Start Excerpted records

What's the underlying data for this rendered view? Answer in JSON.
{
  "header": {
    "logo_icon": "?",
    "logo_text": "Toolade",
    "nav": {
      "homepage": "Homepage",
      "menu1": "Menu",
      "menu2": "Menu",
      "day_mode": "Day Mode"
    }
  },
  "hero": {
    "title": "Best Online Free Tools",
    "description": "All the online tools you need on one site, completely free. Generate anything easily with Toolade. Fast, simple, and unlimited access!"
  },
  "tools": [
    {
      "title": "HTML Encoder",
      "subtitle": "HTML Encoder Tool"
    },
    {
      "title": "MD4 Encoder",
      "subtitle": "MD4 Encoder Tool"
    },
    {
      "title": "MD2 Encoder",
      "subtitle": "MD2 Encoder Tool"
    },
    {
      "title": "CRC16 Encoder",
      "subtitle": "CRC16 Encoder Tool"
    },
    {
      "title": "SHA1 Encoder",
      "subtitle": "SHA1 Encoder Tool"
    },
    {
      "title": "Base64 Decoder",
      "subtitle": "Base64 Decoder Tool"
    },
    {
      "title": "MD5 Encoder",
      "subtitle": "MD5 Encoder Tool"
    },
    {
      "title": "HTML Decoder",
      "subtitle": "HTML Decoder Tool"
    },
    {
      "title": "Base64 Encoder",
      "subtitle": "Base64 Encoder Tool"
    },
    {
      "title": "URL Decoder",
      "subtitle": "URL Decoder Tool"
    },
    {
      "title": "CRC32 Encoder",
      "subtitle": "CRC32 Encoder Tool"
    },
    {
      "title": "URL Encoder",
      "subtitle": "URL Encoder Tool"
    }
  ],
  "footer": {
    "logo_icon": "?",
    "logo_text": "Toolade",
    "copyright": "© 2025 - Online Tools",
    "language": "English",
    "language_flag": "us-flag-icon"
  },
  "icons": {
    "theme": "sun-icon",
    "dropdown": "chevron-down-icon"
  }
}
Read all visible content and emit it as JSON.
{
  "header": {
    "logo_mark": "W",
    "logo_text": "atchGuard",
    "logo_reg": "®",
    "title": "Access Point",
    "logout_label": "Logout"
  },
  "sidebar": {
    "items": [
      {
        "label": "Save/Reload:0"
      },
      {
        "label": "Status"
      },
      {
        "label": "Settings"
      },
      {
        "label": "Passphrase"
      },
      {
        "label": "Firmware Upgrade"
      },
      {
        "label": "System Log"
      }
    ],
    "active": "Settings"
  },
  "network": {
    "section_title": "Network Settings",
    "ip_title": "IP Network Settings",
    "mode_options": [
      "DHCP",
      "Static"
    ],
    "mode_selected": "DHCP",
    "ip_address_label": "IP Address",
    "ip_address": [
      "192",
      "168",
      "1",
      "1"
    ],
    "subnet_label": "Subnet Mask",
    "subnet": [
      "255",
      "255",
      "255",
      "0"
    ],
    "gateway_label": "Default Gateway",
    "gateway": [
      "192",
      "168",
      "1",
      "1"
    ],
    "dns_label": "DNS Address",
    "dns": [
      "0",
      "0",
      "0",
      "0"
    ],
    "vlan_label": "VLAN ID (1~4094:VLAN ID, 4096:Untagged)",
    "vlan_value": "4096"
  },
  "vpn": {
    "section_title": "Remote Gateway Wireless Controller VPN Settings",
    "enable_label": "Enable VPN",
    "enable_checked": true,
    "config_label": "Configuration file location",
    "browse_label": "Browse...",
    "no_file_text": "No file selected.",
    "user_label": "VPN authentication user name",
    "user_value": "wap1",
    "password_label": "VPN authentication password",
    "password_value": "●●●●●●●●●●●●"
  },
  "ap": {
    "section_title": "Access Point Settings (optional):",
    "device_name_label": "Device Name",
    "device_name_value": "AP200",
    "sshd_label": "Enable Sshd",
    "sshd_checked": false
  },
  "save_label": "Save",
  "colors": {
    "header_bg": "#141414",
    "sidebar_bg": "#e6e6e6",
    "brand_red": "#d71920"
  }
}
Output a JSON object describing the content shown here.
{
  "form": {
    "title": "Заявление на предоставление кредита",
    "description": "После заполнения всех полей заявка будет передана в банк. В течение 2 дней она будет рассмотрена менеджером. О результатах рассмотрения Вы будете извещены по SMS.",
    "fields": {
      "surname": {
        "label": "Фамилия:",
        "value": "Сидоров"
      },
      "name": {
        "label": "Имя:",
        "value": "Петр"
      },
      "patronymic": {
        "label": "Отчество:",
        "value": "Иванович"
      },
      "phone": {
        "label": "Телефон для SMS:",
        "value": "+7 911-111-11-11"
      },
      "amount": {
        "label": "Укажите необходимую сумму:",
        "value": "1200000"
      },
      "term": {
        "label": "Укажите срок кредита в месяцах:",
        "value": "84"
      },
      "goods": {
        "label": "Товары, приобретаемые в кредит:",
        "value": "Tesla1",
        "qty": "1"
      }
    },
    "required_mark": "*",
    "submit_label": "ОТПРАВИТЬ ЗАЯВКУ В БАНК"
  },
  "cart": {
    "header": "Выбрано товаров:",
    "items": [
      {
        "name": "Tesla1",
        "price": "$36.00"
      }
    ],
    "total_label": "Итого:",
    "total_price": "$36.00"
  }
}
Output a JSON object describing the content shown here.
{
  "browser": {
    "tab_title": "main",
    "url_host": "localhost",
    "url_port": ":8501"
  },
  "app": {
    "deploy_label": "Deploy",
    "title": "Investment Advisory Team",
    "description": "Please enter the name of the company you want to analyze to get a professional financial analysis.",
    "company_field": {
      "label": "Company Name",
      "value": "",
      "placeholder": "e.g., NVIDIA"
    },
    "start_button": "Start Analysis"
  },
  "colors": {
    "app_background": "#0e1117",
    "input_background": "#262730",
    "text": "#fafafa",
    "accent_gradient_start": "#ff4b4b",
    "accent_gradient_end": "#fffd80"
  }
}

End Excerpted records

Exercise brief
Output every line above without altering anything.

Completed task
What's the underlying data for this rendered view? Answer in JSON.
{
  "header": {
    "logo_icon": "?",
    "logo_text": "Toolade",
    "nav": {
      "homepage": "Homepage",
      "menu1": "Menu",
      "menu2": "Menu",
      "day_mode": "Day Mode"
    }
  },
  "hero": {
    "title": "Best Online Free Tools",
    "description": "All the online tools you need on one site, completely free. Generate anything easily with Toolade. Fast, simple, and unlimited access!"
  },
  "tools": [
    {
      "title": "HTML Encoder",
      "subtitle": "HTML Encoder Tool"
    },
    {
      "title": "MD4 Encoder",
      "subtitle": "MD4 Encoder Tool"
    },
    {
      "title": "MD2 Encoder",
      "subtitle": "MD2 Encoder Tool"
    },
    {
      "title": "CRC16 Encoder",
      "subtitle": "CRC16 Encoder Tool"
    },
    {
      "title": "SHA1 Encoder",
      "subtitle": "SHA1 Encoder Tool"
    },
    {
      "title": "Base64 Decoder",
      "subtitle": "Base64 Decoder Tool"
    },
    {
      "title": "MD5 Encoder",
      "subtitle": "MD5 Encoder Tool"
    },
    {
      "title": "HTML Decoder",
      "subtitle": "HTML Decoder Tool"
    },
    {
      "title": "Base64 Encoder",
      "subtitle": "Base64 Encoder Tool"
    },
    {
      "title": "URL Decoder",
      "subtitle": "URL Decoder Tool"
    },
    {
      "title": "CRC32 Encoder",
      "subtitle": "CRC32 Encoder Tool"
    },
    {
      "title": "URL Encoder",
      "subtitle": "URL Encoder Tool"
    }
  ],
  "footer": {
    "logo_icon": "?",
    "logo_text": "Toolade",
    "copyright": "© 2025 - Online Tools",
    "language": "English",
    "language_flag": "us-flag-icon"
  },
  "icons": {
    "theme": "sun-icon",
    "dropdown": "chevron-down-icon"
  }
}
Read all visible content and emit it as JSON.
{
  "header": {
    "logo_mark": "W",
    "logo_text": "atchGuard",
    "logo_reg": "®",
    "title": "Access Point",
    "logout_label": "Logout"
  },
  "sidebar": {
    "items": [
      {
        "label": "Save/Reload:0"
      },
      {
        "label": "Status"
      },
      {
        "label": "Settings"
      },
      {
        "label": "Passphrase"
      },
      {
        "label": "Firmware Upgrade"
      },
      {
        "label": "System Log"
      }
    ],
    "active": "Settings"
  },
  "network": {
    "section_title": "Network Settings",
    "ip_title": "IP Network Settings",
    "mode_options": [
      "DHCP",
      "Static"
    ],
    "mode_selected": "DHCP",
    "ip_address_label": "IP Address",
    "ip_address": [
      "192",
      "168",
      "1",
      "1"
    ],
    "subnet_label": "Subnet Mask",
    "subnet": [
      "255",
      "255",
      "255",
      "0"
    ],
    "gateway_label": "Default Gateway",
    "gateway": [
      "192",
      "168",
      "1",
      "1"
    ],
    "dns_label": "DNS Address",
    "dns": [
      "0",
      "0",
      "0",
      "0"
    ],
    "vlan_label": "VLAN ID (1~4094:VLAN ID, 4096:Untagged)",
    "vlan_value": "4096"
  },
  "vpn": {
    "section_title": "Remote Gateway Wireless Controller VPN Settings",
    "enable_label": "Enable VPN",
    "enable_checked": true,
    "config_label": "Configuration file location",
    "browse_label": "Browse...",
    "no_file_text": "No file selected.",
    "user_label": "VPN authentication user name",
    "user_value": "wap1",
    "password_label": "VPN authentication password",
    "password_value": "●●●●●●●●●●●●"
  },
  "ap": {
    "section_title": "Access Point Settings (optional):",
    "device_name_label": "Device Name",
    "device_name_value": "AP200",
    "sshd_label": "Enable Sshd",
    "sshd_checked": false
  },
  "save_label": "Save",
  "colors": {
    "header_bg": "#141414",
    "sidebar_bg": "#e6e6e6",
    "brand_red": "#d71920"
  }
}
Output a JSON object describing the content shown here.
{
  "form": {
    "title": "Заявление на предоставление кредита",
    "description": "После заполнения всех полей заявка будет передана в банк. В течение 2 дней она будет рассмотрена менеджером. О результатах рассмотрения Вы будете извещены по SMS.",
    "fields": {
      "surname": {
        "label": "Фамилия:",
        "value": "Сидоров"
      },
      "name": {
        "label": "Имя:",
        "value": "Петр"
      },
      "patronymic": {
        "label": "Отчество:",
        "value": "Иванович"
      },
      "phone": {
        "label": "Телефон для SMS:",
        "value": "+7 911-111-11-11"
      },
      "amount": {
        "label": "Укажите необходимую сумму:",
        "value": "1200000"
      },
      "term": {
        "label": "Укажите срок кредита в месяцах:",
        "value": "84"
      },
      "goods": {
        "label": "Товары, приобретаемые в кредит:",
        "value": "Tesla1",
        "qty": "1"
      }
    },
    "required_mark": "*",
    "submit_label": "ОТПРАВИТЬ ЗАЯВКУ В БАНК"
  },
  "cart": {
    "header": "Выбрано товаров:",
    "items": [
      {
        "name": "Tesla1",
        "price": "$36.00"
      }
    ],
    "total_label": "Итого:",
    "total_price": "$36.00"
  }
}
Output a JSON object describing the content shown here.
{
  "browser": {
    "tab_title": "main",
    "url_host": "localhost",
    "url_port": ":8501"
  },
  "app": {
    "deploy_label": "Deploy",
    "title": "Investment Advisory Team",
    "description": "Please enter the name of the company you want to analyze to get a professional financial analysis.",
    "company_field": {
      "label": "Company Name",
      "value": "",
      "placeholder": "e.g., NVIDIA"
    },
    "start_button": "Start Analysis"
  },
  "colors": {
    "app_background": "#0e1117",
    "input_background": "#262730",
    "text": "#fafafa",
    "accent_gradient_start": "#ff4b4b",
    "accent_gradient_end": "#fffd80"
  }
}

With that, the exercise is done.